▶ [Listed records]:
+===+

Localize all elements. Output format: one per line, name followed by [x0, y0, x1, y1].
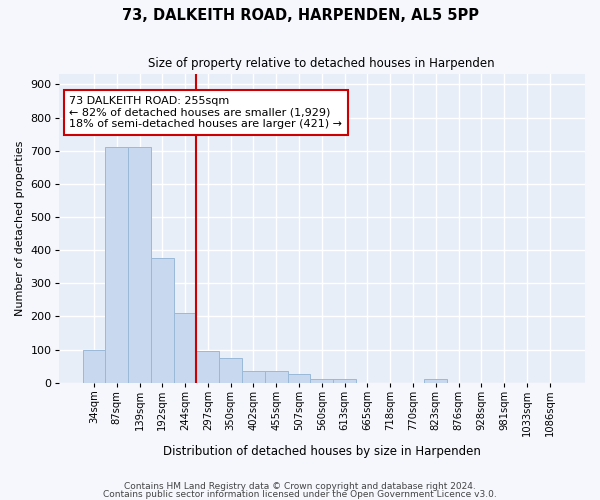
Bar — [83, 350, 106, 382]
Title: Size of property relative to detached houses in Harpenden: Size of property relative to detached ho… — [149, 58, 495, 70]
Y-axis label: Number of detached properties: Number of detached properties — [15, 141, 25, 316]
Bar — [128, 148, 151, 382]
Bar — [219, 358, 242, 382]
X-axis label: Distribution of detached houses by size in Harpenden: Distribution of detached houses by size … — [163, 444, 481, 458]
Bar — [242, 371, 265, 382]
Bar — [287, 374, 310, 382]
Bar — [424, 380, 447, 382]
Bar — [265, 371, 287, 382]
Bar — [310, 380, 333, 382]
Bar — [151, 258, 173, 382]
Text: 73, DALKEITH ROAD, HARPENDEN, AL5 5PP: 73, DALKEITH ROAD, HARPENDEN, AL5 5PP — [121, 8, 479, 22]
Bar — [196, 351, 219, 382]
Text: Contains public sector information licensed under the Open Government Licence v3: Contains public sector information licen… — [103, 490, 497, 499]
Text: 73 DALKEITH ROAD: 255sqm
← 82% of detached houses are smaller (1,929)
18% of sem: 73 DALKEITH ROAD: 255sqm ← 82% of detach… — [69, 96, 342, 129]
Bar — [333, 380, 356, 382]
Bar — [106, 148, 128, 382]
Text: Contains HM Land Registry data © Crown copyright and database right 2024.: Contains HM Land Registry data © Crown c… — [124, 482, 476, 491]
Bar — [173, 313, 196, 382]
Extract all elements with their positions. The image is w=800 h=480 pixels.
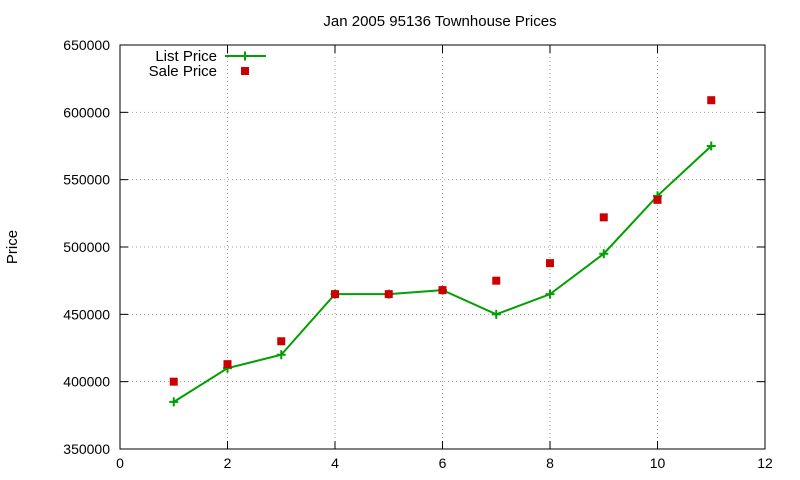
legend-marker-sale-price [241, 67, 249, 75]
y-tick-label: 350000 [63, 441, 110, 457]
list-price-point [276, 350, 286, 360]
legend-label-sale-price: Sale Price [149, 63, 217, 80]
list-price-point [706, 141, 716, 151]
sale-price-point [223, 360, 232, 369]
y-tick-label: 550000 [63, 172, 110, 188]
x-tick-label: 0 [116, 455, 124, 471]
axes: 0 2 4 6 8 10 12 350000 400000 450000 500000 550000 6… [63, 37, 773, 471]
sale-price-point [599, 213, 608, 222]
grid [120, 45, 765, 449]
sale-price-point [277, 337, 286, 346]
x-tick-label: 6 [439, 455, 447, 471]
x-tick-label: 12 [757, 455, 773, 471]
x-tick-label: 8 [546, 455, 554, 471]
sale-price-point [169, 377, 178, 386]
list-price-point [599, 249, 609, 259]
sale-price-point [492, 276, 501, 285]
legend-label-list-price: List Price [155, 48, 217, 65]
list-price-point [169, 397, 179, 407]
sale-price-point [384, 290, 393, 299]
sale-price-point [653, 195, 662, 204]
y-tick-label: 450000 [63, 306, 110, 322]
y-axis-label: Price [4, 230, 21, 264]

+===+

Render the lines as a Markdown table with the columns Row and Line, starting at the line that contains "Bar — [83, 350, 106, 382]" and stopping after the line that contains "Bar — [333, 380, 356, 382]". Number each line in the Row column and skip any blank lines.

▶ [Task result]:
| Row | Line |
|---|---|
| 1 | Bar — [83, 350, 106, 382] |
| 2 | Title: Size of property relative to detached houses in Harpenden: Size of property relative to detached ho… — [149, 58, 495, 70] |
| 3 | Y-axis label: Number of detached properties: Number of detached properties — [15, 141, 25, 316] |
| 4 | Bar — [128, 148, 151, 382] |
| 5 | Bar — [219, 358, 242, 382] |
| 6 | X-axis label: Distribution of detached houses by size in Harpenden: Distribution of detached houses by size … — [163, 444, 481, 458] |
| 7 | Bar — [242, 371, 265, 382] |
| 8 | Bar — [287, 374, 310, 382] |
| 9 | Bar — [424, 380, 447, 382] |
| 10 | Bar — [265, 371, 287, 382] |
| 11 | Bar — [310, 380, 333, 382] |
| 12 | Bar — [151, 258, 173, 382] |
| 13 | Text: 73, DALKEITH ROAD, HARPENDEN, AL5 5PP: 73, DALKEITH ROAD, HARPENDEN, AL5 5PP — [121, 8, 479, 22] |
| 14 | Bar — [196, 351, 219, 382] |
| 15 | Text: Contains public sector information licensed under the Open Government Licence v3: Contains public sector information licen… — [103, 490, 497, 499] |
| 16 | Text: 73 DALKEITH ROAD: 255sqm |
| 17 | ← 82% of detached houses are smaller (1,929) |
| 18 | 18% of sem: 73 DALKEITH ROAD: 255sqm ← 82% of detach… — [69, 96, 342, 129] |
| 19 | Bar — [333, 380, 356, 382] |